= Objective =
Count the lines below that contain the word "voluptatibus". Give only the number.

= Data to use =
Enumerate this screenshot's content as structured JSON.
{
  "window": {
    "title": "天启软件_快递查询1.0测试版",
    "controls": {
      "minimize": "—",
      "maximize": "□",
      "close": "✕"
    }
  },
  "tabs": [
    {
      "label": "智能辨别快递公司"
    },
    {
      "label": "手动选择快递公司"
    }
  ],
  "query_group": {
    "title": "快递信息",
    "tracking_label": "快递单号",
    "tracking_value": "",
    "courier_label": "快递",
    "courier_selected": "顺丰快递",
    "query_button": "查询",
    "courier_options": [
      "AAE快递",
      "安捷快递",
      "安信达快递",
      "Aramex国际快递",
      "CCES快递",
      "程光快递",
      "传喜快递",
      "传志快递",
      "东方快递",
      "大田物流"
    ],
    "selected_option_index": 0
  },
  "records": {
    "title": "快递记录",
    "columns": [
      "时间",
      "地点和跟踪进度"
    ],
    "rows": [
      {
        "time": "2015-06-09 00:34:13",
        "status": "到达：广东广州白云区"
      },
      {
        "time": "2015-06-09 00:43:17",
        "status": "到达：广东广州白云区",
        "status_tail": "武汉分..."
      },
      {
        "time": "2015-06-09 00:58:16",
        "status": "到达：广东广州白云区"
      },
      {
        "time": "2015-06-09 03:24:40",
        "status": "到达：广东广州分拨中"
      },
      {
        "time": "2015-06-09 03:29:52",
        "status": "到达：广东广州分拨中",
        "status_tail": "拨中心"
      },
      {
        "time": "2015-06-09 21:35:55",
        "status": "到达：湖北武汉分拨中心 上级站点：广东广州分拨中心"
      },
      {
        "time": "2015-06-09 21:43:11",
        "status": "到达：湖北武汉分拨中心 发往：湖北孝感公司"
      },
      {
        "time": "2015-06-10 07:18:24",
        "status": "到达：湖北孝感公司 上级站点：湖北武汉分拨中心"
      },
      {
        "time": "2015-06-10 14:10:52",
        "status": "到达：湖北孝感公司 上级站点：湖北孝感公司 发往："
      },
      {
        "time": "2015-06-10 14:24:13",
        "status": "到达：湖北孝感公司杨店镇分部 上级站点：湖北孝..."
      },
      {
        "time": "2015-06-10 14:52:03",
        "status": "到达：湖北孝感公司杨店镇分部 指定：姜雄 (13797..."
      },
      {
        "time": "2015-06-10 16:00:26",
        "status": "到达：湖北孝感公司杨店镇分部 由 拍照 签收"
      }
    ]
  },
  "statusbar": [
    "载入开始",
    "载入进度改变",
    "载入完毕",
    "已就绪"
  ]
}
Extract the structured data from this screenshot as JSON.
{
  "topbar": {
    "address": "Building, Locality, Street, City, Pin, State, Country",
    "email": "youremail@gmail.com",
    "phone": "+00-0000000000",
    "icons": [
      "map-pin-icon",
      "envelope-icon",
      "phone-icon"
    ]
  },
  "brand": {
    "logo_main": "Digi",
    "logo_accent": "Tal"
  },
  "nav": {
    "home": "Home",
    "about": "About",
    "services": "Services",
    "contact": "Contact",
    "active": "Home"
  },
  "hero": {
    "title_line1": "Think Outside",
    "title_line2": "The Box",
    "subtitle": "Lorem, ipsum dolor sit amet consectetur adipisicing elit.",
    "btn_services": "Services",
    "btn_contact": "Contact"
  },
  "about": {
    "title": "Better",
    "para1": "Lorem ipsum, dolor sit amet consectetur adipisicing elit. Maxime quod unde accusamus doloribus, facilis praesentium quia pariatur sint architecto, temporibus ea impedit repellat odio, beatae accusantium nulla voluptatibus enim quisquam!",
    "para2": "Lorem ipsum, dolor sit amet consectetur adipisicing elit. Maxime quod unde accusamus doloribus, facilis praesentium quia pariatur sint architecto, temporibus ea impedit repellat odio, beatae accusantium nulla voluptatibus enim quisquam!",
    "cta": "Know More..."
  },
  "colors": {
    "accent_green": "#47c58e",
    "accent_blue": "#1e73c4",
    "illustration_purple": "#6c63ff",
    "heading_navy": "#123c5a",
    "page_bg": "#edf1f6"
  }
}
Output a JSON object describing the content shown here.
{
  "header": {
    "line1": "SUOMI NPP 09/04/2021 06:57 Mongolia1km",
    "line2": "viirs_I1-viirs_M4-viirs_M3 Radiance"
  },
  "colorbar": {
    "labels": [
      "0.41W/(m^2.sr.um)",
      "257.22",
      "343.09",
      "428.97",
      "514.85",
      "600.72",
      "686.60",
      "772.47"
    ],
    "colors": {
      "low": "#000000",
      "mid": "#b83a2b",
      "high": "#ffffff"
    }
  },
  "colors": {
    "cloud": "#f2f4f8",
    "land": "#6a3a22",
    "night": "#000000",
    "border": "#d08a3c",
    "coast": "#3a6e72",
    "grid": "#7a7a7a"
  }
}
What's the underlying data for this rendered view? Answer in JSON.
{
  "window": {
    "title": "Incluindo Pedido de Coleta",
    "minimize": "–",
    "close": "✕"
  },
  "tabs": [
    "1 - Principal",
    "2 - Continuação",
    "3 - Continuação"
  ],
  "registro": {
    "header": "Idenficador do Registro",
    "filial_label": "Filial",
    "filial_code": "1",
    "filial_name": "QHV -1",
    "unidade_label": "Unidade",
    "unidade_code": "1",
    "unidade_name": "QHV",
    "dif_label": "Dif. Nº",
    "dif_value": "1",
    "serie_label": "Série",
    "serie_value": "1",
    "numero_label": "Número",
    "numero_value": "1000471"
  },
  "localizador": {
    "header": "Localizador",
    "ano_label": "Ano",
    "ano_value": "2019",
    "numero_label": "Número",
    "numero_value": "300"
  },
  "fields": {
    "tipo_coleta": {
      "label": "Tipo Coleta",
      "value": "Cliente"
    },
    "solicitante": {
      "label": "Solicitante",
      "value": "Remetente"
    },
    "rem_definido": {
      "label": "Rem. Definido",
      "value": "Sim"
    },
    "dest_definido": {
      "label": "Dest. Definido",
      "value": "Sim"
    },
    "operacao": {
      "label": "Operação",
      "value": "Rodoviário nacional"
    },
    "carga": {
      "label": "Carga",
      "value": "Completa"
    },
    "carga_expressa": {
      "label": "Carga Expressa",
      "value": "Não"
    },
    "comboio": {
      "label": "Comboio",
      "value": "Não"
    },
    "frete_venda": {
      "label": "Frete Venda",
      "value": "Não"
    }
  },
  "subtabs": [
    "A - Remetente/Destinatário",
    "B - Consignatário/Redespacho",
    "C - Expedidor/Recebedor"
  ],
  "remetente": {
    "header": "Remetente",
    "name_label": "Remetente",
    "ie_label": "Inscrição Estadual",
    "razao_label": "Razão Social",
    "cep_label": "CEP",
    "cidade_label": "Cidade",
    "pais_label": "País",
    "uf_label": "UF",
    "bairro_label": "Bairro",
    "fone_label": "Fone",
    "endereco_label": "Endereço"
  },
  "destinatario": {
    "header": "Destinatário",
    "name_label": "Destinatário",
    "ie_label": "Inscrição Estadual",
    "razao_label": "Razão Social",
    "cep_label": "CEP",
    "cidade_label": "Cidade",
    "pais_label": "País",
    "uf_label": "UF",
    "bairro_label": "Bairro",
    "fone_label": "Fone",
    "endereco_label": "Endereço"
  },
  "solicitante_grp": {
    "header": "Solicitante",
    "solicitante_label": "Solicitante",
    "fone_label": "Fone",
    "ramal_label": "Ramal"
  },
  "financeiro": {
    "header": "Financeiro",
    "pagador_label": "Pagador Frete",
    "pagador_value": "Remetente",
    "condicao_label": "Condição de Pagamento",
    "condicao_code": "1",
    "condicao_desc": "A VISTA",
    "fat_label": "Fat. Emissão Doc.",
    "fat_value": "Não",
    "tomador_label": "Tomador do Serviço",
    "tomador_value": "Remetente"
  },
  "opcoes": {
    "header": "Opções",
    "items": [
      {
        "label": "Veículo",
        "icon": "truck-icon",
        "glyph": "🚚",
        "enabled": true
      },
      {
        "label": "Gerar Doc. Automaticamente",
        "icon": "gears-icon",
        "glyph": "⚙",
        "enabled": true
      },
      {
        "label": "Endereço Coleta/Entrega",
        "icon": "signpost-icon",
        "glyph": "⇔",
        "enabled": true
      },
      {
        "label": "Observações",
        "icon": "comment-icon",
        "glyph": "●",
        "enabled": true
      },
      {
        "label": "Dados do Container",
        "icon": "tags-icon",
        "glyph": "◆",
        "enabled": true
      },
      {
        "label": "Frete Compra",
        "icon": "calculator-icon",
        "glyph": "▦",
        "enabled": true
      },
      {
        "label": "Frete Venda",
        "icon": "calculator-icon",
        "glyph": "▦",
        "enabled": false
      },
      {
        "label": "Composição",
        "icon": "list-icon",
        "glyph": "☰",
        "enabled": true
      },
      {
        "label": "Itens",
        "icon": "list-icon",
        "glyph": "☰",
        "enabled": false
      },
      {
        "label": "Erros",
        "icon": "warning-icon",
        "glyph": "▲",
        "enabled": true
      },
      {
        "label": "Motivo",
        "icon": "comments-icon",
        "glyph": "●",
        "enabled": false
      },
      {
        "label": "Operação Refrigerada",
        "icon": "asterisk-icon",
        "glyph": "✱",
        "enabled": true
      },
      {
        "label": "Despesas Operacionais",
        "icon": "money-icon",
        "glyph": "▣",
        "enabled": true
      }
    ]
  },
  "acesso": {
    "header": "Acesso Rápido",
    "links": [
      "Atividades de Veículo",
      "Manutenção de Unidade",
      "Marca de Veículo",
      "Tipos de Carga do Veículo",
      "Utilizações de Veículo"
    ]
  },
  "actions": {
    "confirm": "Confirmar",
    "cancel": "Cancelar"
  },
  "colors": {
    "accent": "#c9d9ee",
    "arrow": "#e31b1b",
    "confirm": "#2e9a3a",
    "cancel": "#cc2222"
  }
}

= Correct answer =
2